Task prompt
Only the number is wanted: how many lines hold the word "piezas"?

Exercise data
[BEGIN]

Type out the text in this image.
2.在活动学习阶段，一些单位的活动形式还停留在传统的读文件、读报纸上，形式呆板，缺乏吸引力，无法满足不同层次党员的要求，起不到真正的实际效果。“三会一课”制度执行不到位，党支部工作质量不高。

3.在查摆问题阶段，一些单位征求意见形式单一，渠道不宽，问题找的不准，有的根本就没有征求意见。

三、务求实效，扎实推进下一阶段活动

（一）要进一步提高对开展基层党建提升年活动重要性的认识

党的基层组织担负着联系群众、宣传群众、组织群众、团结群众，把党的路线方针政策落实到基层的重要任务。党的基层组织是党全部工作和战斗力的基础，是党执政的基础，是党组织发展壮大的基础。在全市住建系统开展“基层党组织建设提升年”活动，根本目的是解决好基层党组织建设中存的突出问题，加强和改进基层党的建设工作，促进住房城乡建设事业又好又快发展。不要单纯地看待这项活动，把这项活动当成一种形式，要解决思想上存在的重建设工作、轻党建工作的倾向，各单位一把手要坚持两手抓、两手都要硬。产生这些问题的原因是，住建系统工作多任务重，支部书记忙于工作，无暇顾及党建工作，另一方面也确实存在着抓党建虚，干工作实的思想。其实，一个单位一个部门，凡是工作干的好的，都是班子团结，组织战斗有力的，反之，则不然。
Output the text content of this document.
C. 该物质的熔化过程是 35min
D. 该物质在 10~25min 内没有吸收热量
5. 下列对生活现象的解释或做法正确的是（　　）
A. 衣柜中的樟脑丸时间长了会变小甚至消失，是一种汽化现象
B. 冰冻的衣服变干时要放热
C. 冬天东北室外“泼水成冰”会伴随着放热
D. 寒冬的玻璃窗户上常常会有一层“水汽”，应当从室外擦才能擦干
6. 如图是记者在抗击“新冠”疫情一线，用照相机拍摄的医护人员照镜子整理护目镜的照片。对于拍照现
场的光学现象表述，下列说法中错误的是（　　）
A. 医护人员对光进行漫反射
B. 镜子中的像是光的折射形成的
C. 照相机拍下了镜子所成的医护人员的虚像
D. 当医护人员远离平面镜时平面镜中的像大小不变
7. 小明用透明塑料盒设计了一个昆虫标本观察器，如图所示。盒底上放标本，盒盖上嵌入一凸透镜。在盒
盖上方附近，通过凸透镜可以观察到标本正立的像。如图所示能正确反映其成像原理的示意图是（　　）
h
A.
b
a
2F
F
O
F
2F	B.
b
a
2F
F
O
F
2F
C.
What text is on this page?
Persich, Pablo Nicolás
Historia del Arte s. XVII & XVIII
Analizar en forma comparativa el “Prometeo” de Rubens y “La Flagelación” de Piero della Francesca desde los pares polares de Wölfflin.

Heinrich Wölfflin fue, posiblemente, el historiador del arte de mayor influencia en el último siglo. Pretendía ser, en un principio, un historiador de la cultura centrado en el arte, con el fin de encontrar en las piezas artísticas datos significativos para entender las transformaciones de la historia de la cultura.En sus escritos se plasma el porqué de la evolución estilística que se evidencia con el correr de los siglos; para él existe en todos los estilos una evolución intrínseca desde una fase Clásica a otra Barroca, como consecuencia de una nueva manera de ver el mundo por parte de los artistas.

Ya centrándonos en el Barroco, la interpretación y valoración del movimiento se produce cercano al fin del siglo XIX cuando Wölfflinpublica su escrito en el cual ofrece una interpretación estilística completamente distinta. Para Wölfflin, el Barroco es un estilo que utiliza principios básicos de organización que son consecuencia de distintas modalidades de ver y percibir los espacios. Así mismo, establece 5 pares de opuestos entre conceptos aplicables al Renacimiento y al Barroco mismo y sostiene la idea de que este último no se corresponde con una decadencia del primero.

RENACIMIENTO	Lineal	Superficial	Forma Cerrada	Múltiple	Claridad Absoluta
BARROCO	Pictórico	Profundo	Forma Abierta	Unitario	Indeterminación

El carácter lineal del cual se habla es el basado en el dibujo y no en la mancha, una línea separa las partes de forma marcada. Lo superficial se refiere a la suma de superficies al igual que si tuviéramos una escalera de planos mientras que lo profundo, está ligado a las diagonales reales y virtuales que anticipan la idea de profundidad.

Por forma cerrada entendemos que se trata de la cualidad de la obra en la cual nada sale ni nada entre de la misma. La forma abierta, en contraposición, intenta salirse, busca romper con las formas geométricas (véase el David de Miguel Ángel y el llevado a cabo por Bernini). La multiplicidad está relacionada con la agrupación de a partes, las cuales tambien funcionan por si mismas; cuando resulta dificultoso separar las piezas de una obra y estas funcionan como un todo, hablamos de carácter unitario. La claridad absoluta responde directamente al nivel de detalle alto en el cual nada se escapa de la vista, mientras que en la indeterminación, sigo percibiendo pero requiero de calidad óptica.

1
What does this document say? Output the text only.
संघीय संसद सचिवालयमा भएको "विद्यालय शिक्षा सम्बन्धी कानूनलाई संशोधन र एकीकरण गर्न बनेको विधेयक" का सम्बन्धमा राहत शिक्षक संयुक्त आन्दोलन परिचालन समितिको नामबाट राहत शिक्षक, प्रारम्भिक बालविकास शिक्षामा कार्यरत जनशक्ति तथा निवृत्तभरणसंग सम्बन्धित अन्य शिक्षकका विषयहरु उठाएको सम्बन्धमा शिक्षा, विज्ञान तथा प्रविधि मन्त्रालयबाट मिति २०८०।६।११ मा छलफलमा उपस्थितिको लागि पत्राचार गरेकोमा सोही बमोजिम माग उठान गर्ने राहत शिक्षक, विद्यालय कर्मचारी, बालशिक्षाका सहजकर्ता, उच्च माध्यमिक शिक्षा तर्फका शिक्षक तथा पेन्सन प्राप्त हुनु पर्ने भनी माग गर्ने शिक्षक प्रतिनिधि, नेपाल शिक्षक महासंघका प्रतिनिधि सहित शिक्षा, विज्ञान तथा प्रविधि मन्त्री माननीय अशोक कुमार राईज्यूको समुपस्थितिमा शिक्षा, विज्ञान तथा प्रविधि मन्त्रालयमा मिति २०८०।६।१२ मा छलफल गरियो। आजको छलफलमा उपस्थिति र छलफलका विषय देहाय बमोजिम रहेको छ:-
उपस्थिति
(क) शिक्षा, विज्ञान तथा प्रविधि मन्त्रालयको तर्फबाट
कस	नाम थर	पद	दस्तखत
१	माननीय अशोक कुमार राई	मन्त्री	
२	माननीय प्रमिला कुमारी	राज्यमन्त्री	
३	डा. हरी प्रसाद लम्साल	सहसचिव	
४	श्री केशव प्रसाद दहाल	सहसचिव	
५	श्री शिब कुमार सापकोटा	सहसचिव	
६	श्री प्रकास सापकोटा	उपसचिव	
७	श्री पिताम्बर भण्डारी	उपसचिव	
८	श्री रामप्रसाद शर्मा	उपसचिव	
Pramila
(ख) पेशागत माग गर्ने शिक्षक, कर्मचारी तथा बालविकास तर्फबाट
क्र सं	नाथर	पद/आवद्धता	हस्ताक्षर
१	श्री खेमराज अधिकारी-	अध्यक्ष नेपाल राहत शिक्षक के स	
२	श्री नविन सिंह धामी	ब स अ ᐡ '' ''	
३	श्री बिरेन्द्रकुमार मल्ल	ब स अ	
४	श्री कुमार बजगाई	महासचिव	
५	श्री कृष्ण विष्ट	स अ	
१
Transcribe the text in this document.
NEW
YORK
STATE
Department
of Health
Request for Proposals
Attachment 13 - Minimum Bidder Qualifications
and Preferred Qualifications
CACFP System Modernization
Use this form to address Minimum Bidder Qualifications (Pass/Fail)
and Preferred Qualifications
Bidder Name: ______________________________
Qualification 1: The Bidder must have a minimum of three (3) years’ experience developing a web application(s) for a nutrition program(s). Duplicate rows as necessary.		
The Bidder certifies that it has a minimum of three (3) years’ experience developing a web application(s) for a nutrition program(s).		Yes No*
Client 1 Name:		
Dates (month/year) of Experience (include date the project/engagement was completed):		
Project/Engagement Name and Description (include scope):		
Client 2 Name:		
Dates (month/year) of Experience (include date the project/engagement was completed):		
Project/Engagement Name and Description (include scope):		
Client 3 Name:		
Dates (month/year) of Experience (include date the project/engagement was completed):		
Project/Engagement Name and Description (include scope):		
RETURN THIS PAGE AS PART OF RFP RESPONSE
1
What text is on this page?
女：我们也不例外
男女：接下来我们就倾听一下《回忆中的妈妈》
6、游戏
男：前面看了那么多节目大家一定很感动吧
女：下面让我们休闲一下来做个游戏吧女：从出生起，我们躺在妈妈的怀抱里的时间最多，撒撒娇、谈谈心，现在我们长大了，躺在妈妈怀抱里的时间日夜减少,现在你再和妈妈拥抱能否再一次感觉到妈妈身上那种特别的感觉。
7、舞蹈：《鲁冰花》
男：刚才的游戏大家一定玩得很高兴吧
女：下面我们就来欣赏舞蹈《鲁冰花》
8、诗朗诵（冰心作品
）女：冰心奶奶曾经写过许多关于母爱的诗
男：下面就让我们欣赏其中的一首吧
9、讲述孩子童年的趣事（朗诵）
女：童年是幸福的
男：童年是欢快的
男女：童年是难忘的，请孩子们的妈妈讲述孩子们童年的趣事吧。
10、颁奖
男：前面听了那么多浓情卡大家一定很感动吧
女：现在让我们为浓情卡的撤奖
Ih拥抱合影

[END]

Task result
2